Saved data entries
——————

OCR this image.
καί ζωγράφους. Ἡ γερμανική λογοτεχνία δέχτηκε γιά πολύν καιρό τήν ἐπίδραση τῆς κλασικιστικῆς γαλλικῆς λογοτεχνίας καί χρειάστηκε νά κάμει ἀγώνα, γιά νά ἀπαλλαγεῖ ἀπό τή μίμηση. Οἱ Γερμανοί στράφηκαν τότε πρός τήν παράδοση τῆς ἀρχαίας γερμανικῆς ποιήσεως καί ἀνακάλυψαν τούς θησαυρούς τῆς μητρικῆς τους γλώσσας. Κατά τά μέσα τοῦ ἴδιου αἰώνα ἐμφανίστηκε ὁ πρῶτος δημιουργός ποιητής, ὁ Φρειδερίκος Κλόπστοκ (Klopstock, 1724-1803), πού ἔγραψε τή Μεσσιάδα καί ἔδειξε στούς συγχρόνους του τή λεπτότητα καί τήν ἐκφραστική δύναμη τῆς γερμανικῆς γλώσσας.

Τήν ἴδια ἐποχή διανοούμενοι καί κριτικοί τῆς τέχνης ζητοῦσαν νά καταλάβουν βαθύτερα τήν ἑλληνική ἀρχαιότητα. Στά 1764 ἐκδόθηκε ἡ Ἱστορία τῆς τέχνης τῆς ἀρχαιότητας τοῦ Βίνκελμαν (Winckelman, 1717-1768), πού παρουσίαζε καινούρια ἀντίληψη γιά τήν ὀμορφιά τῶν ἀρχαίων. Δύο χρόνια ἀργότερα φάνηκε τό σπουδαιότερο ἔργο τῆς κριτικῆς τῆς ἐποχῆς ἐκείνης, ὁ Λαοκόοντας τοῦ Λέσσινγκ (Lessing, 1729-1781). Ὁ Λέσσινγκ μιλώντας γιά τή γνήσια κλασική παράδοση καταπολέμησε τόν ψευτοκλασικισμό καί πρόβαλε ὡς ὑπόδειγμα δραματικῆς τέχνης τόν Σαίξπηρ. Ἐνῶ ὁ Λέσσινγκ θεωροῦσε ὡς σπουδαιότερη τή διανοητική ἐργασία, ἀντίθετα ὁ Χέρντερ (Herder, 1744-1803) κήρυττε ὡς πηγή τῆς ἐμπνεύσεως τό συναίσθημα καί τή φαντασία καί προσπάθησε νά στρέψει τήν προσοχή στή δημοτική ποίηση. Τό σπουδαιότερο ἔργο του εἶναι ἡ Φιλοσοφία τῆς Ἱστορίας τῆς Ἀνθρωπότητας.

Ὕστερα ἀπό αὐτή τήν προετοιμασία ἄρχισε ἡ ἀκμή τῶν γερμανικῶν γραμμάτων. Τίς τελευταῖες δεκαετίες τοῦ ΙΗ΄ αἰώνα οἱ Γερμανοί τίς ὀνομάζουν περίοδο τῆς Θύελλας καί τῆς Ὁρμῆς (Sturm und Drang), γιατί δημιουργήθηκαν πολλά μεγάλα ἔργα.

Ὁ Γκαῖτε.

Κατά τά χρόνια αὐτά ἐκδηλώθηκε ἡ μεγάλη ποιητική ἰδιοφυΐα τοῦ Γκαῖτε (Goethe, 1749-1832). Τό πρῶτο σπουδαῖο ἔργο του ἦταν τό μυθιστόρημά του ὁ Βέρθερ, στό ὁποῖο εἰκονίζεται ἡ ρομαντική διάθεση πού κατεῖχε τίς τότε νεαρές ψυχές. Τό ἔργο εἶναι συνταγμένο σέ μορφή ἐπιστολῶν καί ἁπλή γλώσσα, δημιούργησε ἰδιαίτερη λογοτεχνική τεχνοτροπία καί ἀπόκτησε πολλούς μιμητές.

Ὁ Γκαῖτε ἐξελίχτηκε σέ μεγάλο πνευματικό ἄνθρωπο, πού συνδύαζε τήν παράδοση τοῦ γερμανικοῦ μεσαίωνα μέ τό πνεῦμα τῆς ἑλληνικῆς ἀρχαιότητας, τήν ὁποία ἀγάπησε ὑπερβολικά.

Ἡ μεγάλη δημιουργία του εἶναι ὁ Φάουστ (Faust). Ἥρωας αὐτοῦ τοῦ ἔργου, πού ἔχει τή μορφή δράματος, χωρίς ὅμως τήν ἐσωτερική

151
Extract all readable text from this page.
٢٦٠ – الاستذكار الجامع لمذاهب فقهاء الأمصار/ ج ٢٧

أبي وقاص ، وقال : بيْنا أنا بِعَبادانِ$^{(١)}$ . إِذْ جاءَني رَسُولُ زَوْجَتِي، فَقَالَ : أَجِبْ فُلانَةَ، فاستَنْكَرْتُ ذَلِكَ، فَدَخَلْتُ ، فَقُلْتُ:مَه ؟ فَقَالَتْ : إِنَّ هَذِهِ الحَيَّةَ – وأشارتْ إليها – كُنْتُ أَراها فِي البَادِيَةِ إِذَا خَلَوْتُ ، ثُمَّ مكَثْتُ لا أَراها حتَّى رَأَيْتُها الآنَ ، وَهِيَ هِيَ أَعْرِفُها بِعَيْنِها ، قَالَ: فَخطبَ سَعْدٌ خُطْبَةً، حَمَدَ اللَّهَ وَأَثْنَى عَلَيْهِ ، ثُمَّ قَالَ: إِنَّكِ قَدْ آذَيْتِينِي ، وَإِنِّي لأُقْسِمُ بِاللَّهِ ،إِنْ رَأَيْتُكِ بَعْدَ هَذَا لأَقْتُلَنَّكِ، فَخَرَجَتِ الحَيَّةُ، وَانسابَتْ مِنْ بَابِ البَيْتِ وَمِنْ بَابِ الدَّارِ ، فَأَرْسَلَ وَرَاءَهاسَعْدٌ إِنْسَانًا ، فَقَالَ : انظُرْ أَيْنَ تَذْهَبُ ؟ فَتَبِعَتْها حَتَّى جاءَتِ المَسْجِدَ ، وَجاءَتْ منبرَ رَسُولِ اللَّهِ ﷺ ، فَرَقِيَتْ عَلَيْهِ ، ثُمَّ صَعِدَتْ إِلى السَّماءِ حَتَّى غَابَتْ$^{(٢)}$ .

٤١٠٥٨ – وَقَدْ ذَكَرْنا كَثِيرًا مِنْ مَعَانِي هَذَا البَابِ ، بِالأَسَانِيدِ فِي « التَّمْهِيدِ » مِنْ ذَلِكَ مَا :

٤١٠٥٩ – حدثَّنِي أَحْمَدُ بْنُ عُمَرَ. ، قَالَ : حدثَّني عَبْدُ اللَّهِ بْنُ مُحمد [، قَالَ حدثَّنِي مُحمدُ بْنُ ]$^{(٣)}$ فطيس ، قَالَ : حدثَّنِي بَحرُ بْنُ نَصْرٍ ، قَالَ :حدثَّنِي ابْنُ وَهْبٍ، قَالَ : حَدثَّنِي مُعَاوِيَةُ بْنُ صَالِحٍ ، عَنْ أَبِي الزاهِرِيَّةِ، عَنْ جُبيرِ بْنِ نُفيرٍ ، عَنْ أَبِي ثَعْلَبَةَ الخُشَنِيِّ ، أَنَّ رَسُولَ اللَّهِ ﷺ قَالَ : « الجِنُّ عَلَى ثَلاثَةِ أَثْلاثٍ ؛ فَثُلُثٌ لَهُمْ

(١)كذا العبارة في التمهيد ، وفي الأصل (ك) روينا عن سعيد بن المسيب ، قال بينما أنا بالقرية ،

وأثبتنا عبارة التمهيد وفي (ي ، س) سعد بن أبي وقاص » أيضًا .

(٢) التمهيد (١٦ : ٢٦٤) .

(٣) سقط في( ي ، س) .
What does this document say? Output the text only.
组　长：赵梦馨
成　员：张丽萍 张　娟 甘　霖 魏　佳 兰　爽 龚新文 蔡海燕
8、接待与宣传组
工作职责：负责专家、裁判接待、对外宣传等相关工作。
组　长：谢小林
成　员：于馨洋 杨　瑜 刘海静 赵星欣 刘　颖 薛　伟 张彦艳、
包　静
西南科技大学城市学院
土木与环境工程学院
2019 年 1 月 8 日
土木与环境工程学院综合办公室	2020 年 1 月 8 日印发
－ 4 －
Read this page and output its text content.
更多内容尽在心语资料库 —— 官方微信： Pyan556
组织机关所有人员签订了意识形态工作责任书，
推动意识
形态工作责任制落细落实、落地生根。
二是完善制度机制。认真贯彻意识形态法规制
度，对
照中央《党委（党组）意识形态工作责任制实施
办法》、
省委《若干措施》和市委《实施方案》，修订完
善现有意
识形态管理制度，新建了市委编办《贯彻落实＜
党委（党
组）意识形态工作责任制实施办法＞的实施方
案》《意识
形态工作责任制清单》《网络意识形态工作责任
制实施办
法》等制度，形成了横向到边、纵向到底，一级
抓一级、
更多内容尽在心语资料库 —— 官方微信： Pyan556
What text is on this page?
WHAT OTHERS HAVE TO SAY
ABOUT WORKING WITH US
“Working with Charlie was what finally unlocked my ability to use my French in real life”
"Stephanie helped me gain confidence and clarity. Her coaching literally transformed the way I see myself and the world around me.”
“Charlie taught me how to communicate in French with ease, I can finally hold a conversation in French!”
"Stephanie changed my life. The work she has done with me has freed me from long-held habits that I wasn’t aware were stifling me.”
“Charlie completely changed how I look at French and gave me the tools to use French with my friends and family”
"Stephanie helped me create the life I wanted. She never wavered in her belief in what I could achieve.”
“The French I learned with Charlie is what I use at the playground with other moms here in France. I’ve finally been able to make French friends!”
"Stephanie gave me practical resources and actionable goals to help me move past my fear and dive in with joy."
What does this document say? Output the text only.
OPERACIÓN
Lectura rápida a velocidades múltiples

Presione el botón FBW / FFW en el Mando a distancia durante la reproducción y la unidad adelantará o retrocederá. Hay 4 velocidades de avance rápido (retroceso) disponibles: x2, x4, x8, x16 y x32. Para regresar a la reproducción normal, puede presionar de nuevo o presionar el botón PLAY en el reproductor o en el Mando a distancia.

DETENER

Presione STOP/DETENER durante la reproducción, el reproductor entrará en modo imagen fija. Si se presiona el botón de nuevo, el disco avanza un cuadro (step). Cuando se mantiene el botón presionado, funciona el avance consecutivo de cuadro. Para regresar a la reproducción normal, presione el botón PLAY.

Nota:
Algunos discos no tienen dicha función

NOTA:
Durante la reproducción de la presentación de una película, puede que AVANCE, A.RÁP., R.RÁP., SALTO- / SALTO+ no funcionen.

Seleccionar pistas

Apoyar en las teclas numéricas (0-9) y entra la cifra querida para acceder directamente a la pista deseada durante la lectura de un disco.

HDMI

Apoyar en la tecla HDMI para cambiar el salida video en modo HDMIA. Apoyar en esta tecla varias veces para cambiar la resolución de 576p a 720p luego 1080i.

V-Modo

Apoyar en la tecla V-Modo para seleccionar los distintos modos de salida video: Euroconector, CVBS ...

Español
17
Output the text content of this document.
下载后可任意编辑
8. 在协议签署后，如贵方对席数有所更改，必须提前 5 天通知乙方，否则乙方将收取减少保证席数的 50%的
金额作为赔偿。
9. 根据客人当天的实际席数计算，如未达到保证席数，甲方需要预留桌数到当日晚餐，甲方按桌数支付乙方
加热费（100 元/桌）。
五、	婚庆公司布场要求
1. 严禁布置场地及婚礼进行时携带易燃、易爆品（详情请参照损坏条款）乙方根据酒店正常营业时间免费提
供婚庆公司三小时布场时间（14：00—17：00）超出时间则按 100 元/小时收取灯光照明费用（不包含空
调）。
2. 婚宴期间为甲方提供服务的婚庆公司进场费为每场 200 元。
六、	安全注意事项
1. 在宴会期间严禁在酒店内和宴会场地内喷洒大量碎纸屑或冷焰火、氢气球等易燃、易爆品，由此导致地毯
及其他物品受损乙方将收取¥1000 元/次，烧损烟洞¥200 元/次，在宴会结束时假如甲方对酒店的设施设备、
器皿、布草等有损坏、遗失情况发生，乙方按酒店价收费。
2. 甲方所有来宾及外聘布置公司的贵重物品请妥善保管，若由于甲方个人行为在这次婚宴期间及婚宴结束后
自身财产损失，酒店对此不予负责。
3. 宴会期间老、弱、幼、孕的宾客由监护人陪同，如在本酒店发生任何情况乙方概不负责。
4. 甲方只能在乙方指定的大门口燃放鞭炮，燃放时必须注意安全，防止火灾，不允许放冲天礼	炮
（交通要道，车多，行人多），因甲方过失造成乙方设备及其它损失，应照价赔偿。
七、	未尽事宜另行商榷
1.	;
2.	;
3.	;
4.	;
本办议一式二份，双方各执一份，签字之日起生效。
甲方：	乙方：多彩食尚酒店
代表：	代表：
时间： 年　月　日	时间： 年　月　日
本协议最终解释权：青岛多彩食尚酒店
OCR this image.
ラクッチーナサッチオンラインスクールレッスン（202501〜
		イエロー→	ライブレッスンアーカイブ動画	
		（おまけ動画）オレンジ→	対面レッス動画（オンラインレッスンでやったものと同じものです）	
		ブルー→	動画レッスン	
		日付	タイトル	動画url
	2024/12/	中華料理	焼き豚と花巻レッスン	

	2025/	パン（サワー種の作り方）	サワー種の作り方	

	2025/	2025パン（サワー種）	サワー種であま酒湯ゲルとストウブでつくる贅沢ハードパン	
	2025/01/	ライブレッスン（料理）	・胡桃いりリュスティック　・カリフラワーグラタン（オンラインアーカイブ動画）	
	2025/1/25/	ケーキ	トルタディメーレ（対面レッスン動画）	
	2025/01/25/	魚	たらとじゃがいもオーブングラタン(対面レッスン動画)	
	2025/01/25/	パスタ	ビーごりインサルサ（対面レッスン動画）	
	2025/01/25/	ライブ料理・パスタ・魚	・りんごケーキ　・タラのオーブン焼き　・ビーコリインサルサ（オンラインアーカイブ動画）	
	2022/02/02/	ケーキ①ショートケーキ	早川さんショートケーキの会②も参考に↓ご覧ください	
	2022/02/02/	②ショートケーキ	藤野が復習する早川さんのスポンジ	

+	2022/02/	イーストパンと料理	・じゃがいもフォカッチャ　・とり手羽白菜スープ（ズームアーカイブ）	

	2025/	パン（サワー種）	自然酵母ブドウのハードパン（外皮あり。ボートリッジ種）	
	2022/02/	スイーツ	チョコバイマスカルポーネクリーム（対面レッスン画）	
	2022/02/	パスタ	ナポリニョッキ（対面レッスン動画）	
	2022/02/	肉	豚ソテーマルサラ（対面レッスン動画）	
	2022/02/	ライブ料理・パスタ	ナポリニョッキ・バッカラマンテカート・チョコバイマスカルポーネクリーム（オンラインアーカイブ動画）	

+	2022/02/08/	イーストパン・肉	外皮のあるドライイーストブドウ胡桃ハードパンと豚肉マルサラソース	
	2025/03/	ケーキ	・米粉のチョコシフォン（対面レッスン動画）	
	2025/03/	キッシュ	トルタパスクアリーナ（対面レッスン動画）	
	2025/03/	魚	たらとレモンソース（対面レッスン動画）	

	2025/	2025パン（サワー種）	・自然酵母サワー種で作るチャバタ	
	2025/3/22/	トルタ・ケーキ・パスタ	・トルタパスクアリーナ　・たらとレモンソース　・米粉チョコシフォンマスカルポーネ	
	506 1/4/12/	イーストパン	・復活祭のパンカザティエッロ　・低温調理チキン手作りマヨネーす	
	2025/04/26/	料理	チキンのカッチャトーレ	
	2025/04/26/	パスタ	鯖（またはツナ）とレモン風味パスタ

——————

Instruction »
Your answer should be one number: how many lines in the material above contain the string "French".

Written response »
4